## Begin DATA PROVIDED

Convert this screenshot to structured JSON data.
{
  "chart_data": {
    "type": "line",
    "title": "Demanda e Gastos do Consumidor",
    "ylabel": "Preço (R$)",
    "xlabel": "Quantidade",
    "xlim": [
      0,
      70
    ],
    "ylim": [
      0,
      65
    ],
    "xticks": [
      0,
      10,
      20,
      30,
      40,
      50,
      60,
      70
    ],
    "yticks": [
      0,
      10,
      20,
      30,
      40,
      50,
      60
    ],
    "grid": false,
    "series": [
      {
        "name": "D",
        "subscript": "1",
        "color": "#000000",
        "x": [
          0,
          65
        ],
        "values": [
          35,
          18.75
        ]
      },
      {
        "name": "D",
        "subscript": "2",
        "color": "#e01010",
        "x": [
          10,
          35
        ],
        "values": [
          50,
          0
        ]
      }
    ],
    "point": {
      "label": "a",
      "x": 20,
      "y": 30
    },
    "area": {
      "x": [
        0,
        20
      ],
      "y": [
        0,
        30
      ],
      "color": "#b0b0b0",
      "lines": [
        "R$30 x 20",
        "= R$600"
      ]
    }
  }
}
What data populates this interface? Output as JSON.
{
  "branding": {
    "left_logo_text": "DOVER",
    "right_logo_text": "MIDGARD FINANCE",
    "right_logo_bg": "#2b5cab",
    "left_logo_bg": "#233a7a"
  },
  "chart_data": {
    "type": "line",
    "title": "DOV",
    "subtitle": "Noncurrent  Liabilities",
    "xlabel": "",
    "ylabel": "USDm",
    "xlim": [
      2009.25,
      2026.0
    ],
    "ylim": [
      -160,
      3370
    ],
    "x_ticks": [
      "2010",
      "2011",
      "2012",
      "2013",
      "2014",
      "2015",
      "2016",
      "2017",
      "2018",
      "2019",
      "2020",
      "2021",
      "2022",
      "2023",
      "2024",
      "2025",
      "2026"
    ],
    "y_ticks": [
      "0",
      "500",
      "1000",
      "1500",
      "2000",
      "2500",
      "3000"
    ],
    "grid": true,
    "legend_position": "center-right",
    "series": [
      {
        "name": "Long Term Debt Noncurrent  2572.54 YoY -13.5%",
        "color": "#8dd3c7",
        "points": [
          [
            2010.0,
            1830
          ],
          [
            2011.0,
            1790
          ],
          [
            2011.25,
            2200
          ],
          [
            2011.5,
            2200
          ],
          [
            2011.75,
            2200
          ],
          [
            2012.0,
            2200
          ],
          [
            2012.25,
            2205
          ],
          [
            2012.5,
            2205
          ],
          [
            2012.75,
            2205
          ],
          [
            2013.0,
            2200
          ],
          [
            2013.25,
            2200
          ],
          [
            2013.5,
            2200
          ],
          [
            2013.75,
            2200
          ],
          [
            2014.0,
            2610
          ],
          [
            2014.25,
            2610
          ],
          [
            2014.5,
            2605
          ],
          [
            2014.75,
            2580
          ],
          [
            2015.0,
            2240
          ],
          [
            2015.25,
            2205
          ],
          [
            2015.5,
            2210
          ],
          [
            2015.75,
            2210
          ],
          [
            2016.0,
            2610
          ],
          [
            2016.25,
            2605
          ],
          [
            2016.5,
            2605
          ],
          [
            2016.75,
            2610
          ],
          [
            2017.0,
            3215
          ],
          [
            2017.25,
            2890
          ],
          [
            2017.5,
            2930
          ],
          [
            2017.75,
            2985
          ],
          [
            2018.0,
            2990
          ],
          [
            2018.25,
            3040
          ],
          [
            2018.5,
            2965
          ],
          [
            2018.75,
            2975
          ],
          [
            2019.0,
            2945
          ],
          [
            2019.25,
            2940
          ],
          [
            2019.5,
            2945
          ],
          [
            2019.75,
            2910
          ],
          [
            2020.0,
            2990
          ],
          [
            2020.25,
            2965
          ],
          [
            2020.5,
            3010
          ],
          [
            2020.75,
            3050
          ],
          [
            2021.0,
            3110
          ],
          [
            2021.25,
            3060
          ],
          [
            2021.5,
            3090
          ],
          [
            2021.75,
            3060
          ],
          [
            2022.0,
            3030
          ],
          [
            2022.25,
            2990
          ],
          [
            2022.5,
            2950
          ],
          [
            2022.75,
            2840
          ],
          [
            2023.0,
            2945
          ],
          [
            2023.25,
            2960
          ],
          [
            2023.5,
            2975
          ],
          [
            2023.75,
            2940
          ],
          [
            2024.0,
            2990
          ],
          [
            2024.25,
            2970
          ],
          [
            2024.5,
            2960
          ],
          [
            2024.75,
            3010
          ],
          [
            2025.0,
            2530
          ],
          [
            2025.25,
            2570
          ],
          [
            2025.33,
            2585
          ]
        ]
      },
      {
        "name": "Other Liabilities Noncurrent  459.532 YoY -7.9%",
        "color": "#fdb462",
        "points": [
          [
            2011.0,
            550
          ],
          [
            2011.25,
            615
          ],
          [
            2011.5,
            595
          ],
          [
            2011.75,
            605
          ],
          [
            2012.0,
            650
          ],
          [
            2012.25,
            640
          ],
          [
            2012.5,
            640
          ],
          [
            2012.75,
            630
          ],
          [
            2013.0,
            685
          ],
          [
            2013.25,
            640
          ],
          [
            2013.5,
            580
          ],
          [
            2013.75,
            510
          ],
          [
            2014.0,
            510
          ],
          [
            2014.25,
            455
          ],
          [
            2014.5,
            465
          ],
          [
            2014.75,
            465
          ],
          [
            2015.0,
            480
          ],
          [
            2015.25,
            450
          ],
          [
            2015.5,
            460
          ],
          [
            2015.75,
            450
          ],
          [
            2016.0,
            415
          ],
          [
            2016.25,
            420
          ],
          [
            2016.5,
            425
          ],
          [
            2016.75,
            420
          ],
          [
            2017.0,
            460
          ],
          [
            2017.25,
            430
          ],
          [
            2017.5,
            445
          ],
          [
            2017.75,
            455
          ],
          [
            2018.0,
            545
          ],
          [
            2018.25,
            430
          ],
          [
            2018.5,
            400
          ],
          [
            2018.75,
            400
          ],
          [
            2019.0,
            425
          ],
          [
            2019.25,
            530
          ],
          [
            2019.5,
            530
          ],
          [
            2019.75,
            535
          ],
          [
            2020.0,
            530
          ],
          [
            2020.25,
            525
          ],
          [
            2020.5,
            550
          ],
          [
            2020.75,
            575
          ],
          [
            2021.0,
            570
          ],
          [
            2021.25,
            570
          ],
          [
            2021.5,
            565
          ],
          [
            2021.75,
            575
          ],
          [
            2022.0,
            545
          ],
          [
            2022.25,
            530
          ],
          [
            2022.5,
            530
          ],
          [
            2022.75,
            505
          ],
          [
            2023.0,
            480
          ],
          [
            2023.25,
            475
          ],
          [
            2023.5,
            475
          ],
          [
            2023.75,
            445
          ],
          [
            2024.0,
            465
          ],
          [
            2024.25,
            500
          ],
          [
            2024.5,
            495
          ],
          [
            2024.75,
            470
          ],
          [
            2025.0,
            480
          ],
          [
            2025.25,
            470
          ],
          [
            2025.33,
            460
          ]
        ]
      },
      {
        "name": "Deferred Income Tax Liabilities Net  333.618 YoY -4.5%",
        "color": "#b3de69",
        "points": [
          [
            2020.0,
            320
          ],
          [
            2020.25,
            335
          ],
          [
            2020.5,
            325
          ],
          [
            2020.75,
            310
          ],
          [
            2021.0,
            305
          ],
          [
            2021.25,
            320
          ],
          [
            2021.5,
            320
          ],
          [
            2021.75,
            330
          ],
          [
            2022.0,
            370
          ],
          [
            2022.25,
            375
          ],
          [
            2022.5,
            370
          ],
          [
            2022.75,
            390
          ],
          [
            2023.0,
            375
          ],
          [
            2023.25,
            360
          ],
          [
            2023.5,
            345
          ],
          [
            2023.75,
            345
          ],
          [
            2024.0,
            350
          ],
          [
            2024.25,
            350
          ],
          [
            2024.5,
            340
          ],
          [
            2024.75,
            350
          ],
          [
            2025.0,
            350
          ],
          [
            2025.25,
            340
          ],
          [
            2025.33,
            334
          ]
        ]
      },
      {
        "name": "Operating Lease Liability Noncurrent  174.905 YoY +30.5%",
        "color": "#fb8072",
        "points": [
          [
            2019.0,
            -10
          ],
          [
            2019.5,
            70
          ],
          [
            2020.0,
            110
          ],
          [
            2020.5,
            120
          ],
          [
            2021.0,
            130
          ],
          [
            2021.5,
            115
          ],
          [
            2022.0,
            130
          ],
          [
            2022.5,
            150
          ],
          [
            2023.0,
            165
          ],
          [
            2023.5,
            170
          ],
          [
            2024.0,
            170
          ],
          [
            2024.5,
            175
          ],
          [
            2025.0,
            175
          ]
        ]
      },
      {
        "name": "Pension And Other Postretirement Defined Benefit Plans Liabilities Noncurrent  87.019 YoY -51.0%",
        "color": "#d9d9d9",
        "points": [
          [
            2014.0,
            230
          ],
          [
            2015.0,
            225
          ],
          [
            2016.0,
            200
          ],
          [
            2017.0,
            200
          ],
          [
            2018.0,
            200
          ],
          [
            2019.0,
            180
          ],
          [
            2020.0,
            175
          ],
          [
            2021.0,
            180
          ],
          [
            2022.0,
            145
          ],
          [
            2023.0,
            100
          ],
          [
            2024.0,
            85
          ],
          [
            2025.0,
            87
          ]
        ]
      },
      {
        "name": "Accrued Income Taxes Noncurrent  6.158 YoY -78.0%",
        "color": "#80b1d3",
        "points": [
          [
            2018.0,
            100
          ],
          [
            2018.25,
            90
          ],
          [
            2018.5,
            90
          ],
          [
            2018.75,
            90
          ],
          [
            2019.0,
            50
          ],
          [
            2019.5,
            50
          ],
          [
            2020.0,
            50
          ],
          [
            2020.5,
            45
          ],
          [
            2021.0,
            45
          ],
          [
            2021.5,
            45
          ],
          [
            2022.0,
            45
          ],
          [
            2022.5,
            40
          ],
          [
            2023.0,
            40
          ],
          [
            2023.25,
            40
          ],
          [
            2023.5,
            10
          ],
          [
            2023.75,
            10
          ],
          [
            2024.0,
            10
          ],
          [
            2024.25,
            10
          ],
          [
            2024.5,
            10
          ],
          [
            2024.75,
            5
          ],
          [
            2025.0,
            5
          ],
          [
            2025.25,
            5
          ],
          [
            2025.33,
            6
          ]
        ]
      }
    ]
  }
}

## End DATA PROVIDED

Scan the listing above. Collect all lines with the word "Liabilities".

▸ FINAL RESULT:
    "subtitle": "Noncurrent  Liabilities",
        "name": "Other Liabilities Noncurrent  459.532 YoY -7.9%",
        "name": "Deferred Income Tax Liabilities Net  333.618 YoY -4.5%",
        "name": "Pension And Other Postretirement Defined Benefit Plans Liabilities Noncurrent  87.019 YoY -51.0%",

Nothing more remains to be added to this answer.